DATA EXCERPTS:
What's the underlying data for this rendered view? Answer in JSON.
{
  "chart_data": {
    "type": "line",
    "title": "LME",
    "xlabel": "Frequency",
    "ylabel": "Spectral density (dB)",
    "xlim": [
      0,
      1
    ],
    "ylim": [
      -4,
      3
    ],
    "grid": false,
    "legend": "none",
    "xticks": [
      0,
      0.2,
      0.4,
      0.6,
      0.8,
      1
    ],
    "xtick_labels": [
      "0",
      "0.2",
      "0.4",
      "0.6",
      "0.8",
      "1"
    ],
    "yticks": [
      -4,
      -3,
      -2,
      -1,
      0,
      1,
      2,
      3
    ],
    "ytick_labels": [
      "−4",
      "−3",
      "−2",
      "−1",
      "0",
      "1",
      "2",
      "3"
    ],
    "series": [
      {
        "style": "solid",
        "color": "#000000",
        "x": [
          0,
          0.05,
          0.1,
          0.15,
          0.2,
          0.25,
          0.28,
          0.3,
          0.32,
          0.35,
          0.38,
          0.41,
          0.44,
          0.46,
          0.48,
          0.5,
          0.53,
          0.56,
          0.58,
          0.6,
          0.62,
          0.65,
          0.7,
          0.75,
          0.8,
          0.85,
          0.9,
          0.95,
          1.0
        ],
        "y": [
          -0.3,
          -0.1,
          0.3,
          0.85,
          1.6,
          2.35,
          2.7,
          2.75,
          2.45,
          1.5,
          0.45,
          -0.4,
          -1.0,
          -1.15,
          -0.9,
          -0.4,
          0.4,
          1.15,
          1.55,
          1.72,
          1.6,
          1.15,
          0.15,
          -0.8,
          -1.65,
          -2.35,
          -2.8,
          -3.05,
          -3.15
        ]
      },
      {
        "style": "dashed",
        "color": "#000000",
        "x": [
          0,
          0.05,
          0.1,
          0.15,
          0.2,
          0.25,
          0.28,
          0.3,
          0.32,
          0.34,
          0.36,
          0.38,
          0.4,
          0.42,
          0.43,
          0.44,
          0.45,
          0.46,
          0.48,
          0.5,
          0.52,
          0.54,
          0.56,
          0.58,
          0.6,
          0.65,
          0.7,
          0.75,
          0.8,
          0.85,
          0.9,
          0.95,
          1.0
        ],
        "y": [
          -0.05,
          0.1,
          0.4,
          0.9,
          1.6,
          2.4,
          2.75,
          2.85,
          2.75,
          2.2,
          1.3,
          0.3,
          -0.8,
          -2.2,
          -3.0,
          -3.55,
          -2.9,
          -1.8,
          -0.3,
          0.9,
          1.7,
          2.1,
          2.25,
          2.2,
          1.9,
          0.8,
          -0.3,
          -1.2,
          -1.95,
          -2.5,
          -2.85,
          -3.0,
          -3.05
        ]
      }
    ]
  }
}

WHAT TO DO: Please reproduce all of the entries exactly as they stand.

EXERCISE ANSWER:
What's the underlying data for this rendered view? Answer in JSON.
{
  "chart_data": {
    "type": "line",
    "title": "LME",
    "xlabel": "Frequency",
    "ylabel": "Spectral density (dB)",
    "xlim": [
      0,
      1
    ],
    "ylim": [
      -4,
      3
    ],
    "grid": false,
    "legend": "none",
    "xticks": [
      0,
      0.2,
      0.4,
      0.6,
      0.8,
      1
    ],
    "xtick_labels": [
      "0",
      "0.2",
      "0.4",
      "0.6",
      "0.8",
      "1"
    ],
    "yticks": [
      -4,
      -3,
      -2,
      -1,
      0,
      1,
      2,
      3
    ],
    "ytick_labels": [
      "−4",
      "−3",
      "−2",
      "−1",
      "0",
      "1",
      "2",
      "3"
    ],
    "series": [
      {
        "style": "solid",
        "color": "#000000",
        "x": [
          0,
          0.05,
          0.1,
          0.15,
          0.2,
          0.25,
          0.28,
          0.3,
          0.32,
          0.35,
          0.38,
          0.41,
          0.44,
          0.46,
          0.48,
          0.5,
          0.53,
          0.56,
          0.58,
          0.6,
          0.62,
          0.65,
          0.7,
          0.75,
          0.8,
          0.85,
          0.9,
          0.95,
          1.0
        ],
        "y": [
          -0.3,
          -0.1,
          0.3,
          0.85,
          1.6,
          2.35,
          2.7,
          2.75,
          2.45,
          1.5,
          0.45,
          -0.4,
          -1.0,
          -1.15,
          -0.9,
          -0.4,
          0.4,
          1.15,
          1.55,
          1.72,
          1.6,
          1.15,
          0.15,
          -0.8,
          -1.65,
          -2.35,
          -2.8,
          -3.05,
          -3.15
        ]
      },
      {
        "style": "dashed",
        "color": "#000000",
        "x": [
          0,
          0.05,
          0.1,
          0.15,
          0.2,
          0.25,
          0.28,
          0.3,
          0.32,
          0.34,
          0.36,
          0.38,
          0.4,
          0.42,
          0.43,
          0.44,
          0.45,
          0.46,
          0.48,
          0.5,
          0.52,
          0.54,
          0.56,
          0.58,
          0.6,
          0.65,
          0.7,
          0.75,
          0.8,
          0.85,
          0.9,
          0.95,
          1.0
        ],
        "y": [
          -0.05,
          0.1,
          0.4,
          0.9,
          1.6,
          2.4,
          2.75,
          2.85,
          2.75,
          2.2,
          1.3,
          0.3,
          -0.8,
          -2.2,
          -3.0,
          -3.55,
          -2.9,
          -1.8,
          -0.3,
          0.9,
          1.7,
          2.1,
          2.25,
          2.2,
          1.9,
          0.8,
          -0.3,
          -1.2,
          -1.95,
          -2.5,
          -2.85,
          -3.0,
          -3.05
        ]
      }
    ]
  }
}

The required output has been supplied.